WRITTEN EXERCISE:
Return the records, each one exactly as written.

GIVEN INFORMATION:
○ ○ ○
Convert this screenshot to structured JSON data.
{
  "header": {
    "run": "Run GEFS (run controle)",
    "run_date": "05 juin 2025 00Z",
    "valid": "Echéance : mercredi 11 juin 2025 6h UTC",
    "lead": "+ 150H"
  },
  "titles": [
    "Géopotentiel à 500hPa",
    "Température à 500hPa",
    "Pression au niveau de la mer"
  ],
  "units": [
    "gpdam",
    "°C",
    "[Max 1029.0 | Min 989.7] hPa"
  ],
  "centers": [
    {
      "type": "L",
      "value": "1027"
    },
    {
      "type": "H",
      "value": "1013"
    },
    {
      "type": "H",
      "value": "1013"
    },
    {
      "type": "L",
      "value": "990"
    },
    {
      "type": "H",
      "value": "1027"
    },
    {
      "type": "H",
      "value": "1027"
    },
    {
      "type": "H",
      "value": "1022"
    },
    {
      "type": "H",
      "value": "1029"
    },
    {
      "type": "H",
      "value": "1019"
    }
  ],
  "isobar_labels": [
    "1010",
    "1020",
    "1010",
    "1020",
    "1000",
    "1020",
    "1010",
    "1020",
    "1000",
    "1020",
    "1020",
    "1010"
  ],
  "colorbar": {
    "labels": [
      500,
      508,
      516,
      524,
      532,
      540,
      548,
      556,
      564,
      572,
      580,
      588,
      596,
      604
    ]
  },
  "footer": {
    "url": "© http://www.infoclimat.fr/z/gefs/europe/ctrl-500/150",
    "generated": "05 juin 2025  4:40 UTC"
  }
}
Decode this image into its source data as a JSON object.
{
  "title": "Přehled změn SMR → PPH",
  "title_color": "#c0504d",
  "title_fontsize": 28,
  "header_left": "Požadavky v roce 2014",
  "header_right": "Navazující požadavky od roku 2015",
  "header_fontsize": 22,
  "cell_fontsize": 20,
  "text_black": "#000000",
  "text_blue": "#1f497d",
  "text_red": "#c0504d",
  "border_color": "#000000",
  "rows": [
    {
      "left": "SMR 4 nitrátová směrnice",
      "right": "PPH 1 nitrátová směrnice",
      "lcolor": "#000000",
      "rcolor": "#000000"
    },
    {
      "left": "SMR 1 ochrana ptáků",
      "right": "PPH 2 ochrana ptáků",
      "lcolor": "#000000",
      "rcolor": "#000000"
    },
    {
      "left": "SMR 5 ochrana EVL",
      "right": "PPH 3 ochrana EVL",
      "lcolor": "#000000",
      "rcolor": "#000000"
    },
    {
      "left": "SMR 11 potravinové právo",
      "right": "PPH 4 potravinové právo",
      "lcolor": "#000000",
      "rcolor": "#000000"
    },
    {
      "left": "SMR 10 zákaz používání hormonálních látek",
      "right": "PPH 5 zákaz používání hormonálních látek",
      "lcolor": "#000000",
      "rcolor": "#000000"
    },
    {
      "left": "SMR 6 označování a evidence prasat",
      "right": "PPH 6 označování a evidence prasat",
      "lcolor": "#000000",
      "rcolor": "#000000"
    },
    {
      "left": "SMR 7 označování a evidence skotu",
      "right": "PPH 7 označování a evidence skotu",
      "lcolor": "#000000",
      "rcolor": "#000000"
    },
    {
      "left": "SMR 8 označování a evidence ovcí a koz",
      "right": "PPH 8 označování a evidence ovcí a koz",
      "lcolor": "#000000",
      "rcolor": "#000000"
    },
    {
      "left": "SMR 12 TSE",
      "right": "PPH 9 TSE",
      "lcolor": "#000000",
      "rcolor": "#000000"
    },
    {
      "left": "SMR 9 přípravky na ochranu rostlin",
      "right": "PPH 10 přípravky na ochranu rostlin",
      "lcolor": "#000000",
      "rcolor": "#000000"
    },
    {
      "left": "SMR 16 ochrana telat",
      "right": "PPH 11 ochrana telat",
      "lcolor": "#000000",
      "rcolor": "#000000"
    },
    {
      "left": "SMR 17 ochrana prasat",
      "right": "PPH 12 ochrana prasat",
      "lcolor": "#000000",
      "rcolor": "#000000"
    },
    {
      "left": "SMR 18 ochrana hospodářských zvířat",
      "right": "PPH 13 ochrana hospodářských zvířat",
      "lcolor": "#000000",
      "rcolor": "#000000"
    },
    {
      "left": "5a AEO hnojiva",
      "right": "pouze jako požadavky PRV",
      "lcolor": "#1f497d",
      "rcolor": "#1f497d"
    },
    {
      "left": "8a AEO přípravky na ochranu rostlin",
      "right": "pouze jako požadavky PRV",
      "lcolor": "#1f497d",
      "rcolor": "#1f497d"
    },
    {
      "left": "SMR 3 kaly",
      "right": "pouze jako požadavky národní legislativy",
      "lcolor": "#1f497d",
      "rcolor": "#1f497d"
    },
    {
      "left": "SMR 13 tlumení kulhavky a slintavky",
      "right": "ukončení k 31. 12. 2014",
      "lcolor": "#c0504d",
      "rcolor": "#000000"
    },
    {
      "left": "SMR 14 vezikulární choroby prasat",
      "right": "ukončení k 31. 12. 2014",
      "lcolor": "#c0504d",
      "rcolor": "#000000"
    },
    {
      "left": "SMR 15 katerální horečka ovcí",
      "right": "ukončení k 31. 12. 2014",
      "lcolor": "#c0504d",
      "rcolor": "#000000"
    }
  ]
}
○ ○ ○
EXERCISE ANSWER:
Convert this screenshot to structured JSON data.
{
  "header": {
    "run": "Run GEFS (run controle)",
    "run_date": "05 juin 2025 00Z",
    "valid": "Echéance : mercredi 11 juin 2025 6h UTC",
    "lead": "+ 150H"
  },
  "titles": [
    "Géopotentiel à 500hPa",
    "Température à 500hPa",
    "Pression au niveau de la mer"
  ],
  "units": [
    "gpdam",
    "°C",
    "[Max 1029.0 | Min 989.7] hPa"
  ],
  "centers": [
    {
      "type": "L",
      "value": "1027"
    },
    {
      "type": "H",
      "value": "1013"
    },
    {
      "type": "H",
      "value": "1013"
    },
    {
      "type": "L",
      "value": "990"
    },
    {
      "type": "H",
      "value": "1027"
    },
    {
      "type": "H",
      "value": "1027"
    },
    {
      "type": "H",
      "value": "1022"
    },
    {
      "type": "H",
      "value": "1029"
    },
    {
      "type": "H",
      "value": "1019"
    }
  ],
  "isobar_labels": [
    "1010",
    "1020",
    "1010",
    "1020",
    "1000",
    "1020",
    "1010",
    "1020",
    "1000",
    "1020",
    "1020",
    "1010"
  ],
  "colorbar": {
    "labels": [
      500,
      508,
      516,
      524,
      532,
      540,
      548,
      556,
      564,
      572,
      580,
      588,
      596,
      604
    ]
  },
  "footer": {
    "url": "© http://www.infoclimat.fr/z/gefs/europe/ctrl-500/150",
    "generated": "05 juin 2025  4:40 UTC"
  }
}
Decode this image into its source data as a JSON object.
{
  "title": "Přehled změn SMR → PPH",
  "title_color": "#c0504d",
  "title_fontsize": 28,
  "header_left": "Požadavky v roce 2014",
  "header_right": "Navazující požadavky od roku 2015",
  "header_fontsize": 22,
  "cell_fontsize": 20,
  "text_black": "#000000",
  "text_blue": "#1f497d",
  "text_red": "#c0504d",
  "border_color": "#000000",
  "rows": [
    {
      "left": "SMR 4 nitrátová směrnice",
      "right": "PPH 1 nitrátová směrnice",
      "lcolor": "#000000",
      "rcolor": "#000000"
    },
    {
      "left": "SMR 1 ochrana ptáků",
      "right": "PPH 2 ochrana ptáků",
      "lcolor": "#000000",
      "rcolor": "#000000"
    },
    {
      "left": "SMR 5 ochrana EVL",
      "right": "PPH 3 ochrana EVL",
      "lcolor": "#000000",
      "rcolor": "#000000"
    },
    {
      "left": "SMR 11 potravinové právo",
      "right": "PPH 4 potravinové právo",
      "lcolor": "#000000",
      "rcolor": "#000000"
    },
    {
      "left": "SMR 10 zákaz používání hormonálních látek",
      "right": "PPH 5 zákaz používání hormonálních látek",
      "lcolor": "#000000",
      "rcolor": "#000000"
    },
    {
      "left": "SMR 6 označování a evidence prasat",
      "right": "PPH 6 označování a evidence prasat",
      "lcolor": "#000000",
      "rcolor": "#000000"
    },
    {
      "left": "SMR 7 označování a evidence skotu",
      "right": "PPH 7 označování a evidence skotu",
      "lcolor": "#000000",
      "rcolor": "#000000"
    },
    {
      "left": "SMR 8 označování a evidence ovcí a koz",
      "right": "PPH 8 označování a evidence ovcí a koz",
      "lcolor": "#000000",
      "rcolor": "#000000"
    },
    {
      "left": "SMR 12 TSE",
      "right": "PPH 9 TSE",
      "lcolor": "#000000",
      "rcolor": "#000000"
    },
    {
      "left": "SMR 9 přípravky na ochranu rostlin",
      "right": "PPH 10 přípravky na ochranu rostlin",
      "lcolor": "#000000",
      "rcolor": "#000000"
    },
    {
      "left": "SMR 16 ochrana telat",
      "right": "PPH 11 ochrana telat",
      "lcolor": "#000000",
      "rcolor": "#000000"
    },
    {
      "left": "SMR 17 ochrana prasat",
      "right": "PPH 12 ochrana prasat",
      "lcolor": "#000000",
      "rcolor": "#000000"
    },
    {
      "left": "SMR 18 ochrana hospodářských zvířat",
      "right": "PPH 13 ochrana hospodářských zvířat",
      "lcolor": "#000000",
      "rcolor": "#000000"
    },
    {
      "left": "5a AEO hnojiva",
      "right": "pouze jako požadavky PRV",
      "lcolor": "#1f497d",
      "rcolor": "#1f497d"
    },
    {
      "left": "8a AEO přípravky na ochranu rostlin",
      "right": "pouze jako požadavky PRV",
      "lcolor": "#1f497d",
      "rcolor": "#1f497d"
    },
    {
      "left": "SMR 3 kaly",
      "right": "pouze jako požadavky národní legislativy",
      "lcolor": "#1f497d",
      "rcolor": "#1f497d"
    },
    {
      "left": "SMR 13 tlumení kulhavky a slintavky",
      "right": "ukončení k 31. 12. 2014",
      "lcolor": "#c0504d",
      "rcolor": "#000000"
    },
    {
      "left": "SMR 14 vezikulární choroby prasat",
      "right": "ukončení k 31. 12. 2014",
      "lcolor": "#c0504d",
      "rcolor": "#000000"
    },
    {
      "left": "SMR 15 katerální horečka ovcí",
      "right": "ukončení k 31. 12. 2014",
      "lcolor": "#c0504d",
      "rcolor": "#000000"
    }
  ]
}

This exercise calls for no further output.